* [Text extract]
APPENDIX 1: RECOMMENDATIONS TO BE CONTAINED
IN THE CONSTITUTION COMMITTEE'S FORTHCOMING REPORT FAST-TRACK
LEGISLATION: CONSTITUTIONAL IMPLICATIONS AND SAFEGUARDS
163. We continue to affirm our strong support
for pre-legislative scrutiny and our desire to see it used more
routinely. We acknowledge that the opportunities for pre-legislative
scrutiny of fast-track legislation will inevitably be constrained
by the timescale. Nonetheless, we do not believe that such constraints
make pre-legislative scrutiny impossiblethe opportunity
given to some interested parties to consider the Criminal Evidence
(Witness Anonymity) Bill being a case in point. Yet any such scrutiny
has thus far tended to occur on an ad hoc basis. We therefore
urge the Government to put mechanisms in place to ensure that
relevant parliamentary committees and stakeholders are consulted
about and given the opportunity to respond to proposed fast-track
legislation ahead of Second Reading in the House in which the
bill is introduced. This should be possible in all but the most
extreme circumstances.
184. We are not in favour of a certification
requirement along the lines of section 19 of the Human Rights
Act 1998, nor any formal role for the Speakers of the two Houses.
However we agree with the Leader of the House of Lords that it
would be valuable for the Government to provide more information
as to why a piece of legislation should be fast-tracked. The process
by which the Government makes the case for fast-tracking is at
present rather ad hoc. This process needs to be formalised and
strengthened.
185. As such, we recommend that the Minister
responsible for the bill should be required to make an oral statement
to the House of Lords outlining the case for fast-tracking. This
should take place when the bill is introduced to the House in
order to allow a debate, as early as possible on the justification
for fast-tracking the bill, which does not detract from the Second
Reading debate. The details contained in the oral statement should
also be set out in a written memorandum included in the Explanatory
Notes. The parliamentary time allocated for the statement should
not in any way impinge upon the time available for consideration
of the bill.
186. In the light of the evidence we have
received about the potential problems and issues pertaining to
the use of fast-track legislation, we recommend that the Ministerial
Statement should be required to address the following principles:
a) Why is fast-tracking necessary?
b) What is the justification for fast-tracking
each element of the bill?
c) What efforts have been made to ensure the amount
of time made available for parliamentary scrutiny has been maximised?
d) To what extent have interested parties and
outside groups been given an opportunity to influence the policy
proposal?
e) Does the bill include a sunset clause (as well
as any appropriate renewal procedure)? If not, why do the Government
judge that their inclusion is not appropriate? (see para 198)
f) Are mechanisms for effective post-legislative
scrutiny and review in place? If not, why do the Government judge
that their inclusion is not appropriate? (see paras 208-9)
g) Has an assessment been made as to whether existing
legislation is sufficient to deal with any or all of the issues
in question?
h) Have relevant parliamentary committees been
given the opportunity to scrutinise the legislation?
187. We recommend that in its consideration
of whether to allow a bill to be fast-tracked through its legislative
stages, the House should bear in mind whether the Government's
Ministerial Statement justifying fast-tracking has adequately
addressed these principles. We will do this in the course of our
scrutiny of any bill that it is proposed should be fast-tracked.

* [Source excerpt]
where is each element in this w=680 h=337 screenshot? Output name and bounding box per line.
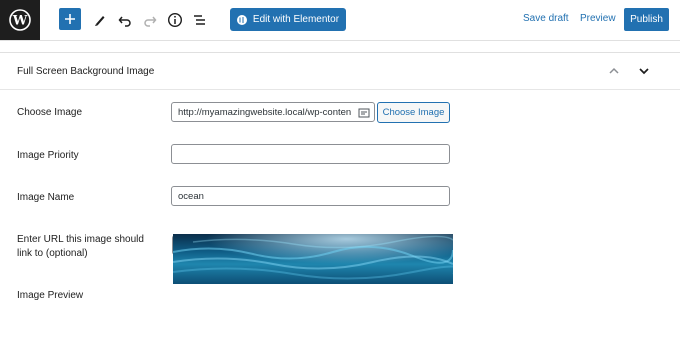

* [Parts of the exercise]
- A) List the numbers that open the paragraphs of the fast-track legislation appendix.
- B) In the fast-track legislation appendix, transcribe everything from "f) Are mechanisms" down to "proposed should be fast-tracked.".

* [Set of answers]
- A) 163, 184, 185, 186, 187

- B)
f) Are mechanisms for effective post-legislative
scrutiny and review in place? If not, why do the Government judge
that their inclusion is not appropriate? (see paras 208-9)
g) Has an assessment been made as to whether existing
legislation is sufficient to deal with any or all of the issues
in question?
h) Have relevant parliamentary committees been
given the opportunity to scrutinise the legislation?
187. We recommend that in its consideration
of whether to allow a bill to be fast-tracked through its legislative
stages, the House should bear in mind whether the Government's
Ministerial Statement justifying fast-tracking has adequately
addressed these principles. We will do this in the course of our
scrutiny of any bill that it is proposed should be fast-tracked.